◆ **WHAT IS EXPECTED**: The listing below should be copied in full, word for word.

◆ **DATA FOR THIS TASK**:

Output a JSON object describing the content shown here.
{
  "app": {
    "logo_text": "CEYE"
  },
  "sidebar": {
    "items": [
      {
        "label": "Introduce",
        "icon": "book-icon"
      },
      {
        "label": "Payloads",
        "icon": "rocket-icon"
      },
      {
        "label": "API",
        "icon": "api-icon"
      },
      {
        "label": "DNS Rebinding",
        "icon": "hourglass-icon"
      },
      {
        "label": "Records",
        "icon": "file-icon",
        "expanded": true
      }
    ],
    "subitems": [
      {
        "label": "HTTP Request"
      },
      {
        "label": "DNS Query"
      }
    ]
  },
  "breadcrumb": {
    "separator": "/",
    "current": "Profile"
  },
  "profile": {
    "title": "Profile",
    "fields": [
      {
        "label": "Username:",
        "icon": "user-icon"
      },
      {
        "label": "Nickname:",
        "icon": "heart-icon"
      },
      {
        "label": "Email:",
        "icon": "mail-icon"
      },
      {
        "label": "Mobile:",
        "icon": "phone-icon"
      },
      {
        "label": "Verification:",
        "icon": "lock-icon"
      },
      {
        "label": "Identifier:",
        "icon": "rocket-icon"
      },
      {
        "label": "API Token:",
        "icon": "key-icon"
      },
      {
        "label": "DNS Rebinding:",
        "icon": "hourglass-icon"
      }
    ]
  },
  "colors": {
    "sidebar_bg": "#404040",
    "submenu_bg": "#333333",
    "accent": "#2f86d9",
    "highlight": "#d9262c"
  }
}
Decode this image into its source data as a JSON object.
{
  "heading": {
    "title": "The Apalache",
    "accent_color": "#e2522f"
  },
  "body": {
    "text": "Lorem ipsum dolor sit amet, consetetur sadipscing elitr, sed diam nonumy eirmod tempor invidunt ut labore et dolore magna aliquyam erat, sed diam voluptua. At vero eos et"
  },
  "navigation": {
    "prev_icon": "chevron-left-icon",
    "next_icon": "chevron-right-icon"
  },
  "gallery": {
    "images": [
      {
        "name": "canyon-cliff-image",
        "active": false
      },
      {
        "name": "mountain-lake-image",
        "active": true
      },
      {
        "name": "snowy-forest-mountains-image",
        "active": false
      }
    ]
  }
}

◆ **COMPLETE OUTPUT**:
Output a JSON object describing the content shown here.
{
  "app": {
    "logo_text": "CEYE"
  },
  "sidebar": {
    "items": [
      {
        "label": "Introduce",
        "icon": "book-icon"
      },
      {
        "label": "Payloads",
        "icon": "rocket-icon"
      },
      {
        "label": "API",
        "icon": "api-icon"
      },
      {
        "label": "DNS Rebinding",
        "icon": "hourglass-icon"
      },
      {
        "label": "Records",
        "icon": "file-icon",
        "expanded": true
      }
    ],
    "subitems": [
      {
        "label": "HTTP Request"
      },
      {
        "label": "DNS Query"
      }
    ]
  },
  "breadcrumb": {
    "separator": "/",
    "current": "Profile"
  },
  "profile": {
    "title": "Profile",
    "fields": [
      {
        "label": "Username:",
        "icon": "user-icon"
      },
      {
        "label": "Nickname:",
        "icon": "heart-icon"
      },
      {
        "label": "Email:",
        "icon": "mail-icon"
      },
      {
        "label": "Mobile:",
        "icon": "phone-icon"
      },
      {
        "label": "Verification:",
        "icon": "lock-icon"
      },
      {
        "label": "Identifier:",
        "icon": "rocket-icon"
      },
      {
        "label": "API Token:",
        "icon": "key-icon"
      },
      {
        "label": "DNS Rebinding:",
        "icon": "hourglass-icon"
      }
    ]
  },
  "colors": {
    "sidebar_bg": "#404040",
    "submenu_bg": "#333333",
    "accent": "#2f86d9",
    "highlight": "#d9262c"
  }
}
Decode this image into its source data as a JSON object.
{
  "heading": {
    "title": "The Apalache",
    "accent_color": "#e2522f"
  },
  "body": {
    "text": "Lorem ipsum dolor sit amet, consetetur sadipscing elitr, sed diam nonumy eirmod tempor invidunt ut labore et dolore magna aliquyam erat, sed diam voluptua. At vero eos et"
  },
  "navigation": {
    "prev_icon": "chevron-left-icon",
    "next_icon": "chevron-right-icon"
  },
  "gallery": {
    "images": [
      {
        "name": "canyon-cliff-image",
        "active": false
      },
      {
        "name": "mountain-lake-image",
        "active": true
      },
      {
        "name": "snowy-forest-mountains-image",
        "active": false
      }
    ]
  }
}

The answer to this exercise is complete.